[Start of Data for processing]

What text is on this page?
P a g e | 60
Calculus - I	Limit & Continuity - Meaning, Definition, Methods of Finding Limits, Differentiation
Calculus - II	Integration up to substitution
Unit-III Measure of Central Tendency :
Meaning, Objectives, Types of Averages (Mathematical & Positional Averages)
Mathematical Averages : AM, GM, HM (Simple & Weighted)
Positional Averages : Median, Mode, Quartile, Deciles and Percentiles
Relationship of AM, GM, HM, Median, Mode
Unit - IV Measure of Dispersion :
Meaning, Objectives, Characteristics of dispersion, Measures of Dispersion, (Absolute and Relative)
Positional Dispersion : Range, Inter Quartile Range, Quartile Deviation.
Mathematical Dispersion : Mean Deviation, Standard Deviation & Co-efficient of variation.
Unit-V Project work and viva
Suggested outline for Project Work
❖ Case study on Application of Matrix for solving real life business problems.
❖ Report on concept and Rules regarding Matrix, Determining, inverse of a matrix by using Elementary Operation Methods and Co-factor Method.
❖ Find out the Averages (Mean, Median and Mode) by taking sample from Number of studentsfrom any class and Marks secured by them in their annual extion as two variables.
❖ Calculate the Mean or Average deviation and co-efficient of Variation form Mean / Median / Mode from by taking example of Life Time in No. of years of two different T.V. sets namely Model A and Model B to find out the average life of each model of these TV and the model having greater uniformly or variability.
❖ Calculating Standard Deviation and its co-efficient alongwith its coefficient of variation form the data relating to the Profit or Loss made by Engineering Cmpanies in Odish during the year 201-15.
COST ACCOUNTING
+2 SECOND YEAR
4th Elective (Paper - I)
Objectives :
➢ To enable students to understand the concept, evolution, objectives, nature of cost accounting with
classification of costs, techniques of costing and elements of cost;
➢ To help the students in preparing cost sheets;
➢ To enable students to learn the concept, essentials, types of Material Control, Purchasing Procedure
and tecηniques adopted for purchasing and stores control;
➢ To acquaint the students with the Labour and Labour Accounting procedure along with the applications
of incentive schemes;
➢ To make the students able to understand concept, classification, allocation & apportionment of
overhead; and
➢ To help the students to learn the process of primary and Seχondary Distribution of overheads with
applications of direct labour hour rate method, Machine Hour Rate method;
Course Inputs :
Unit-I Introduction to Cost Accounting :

[End of Data for processing]

#### Your objective:
Show the lines where the word "Quartile" appears in the entries.

#### Answer below:
Positional Averages : Median, Mode, Quartile, Deciles and Percentiles
Positional Dispersion : Range, Inter Quartile Range, Quartile Deviation.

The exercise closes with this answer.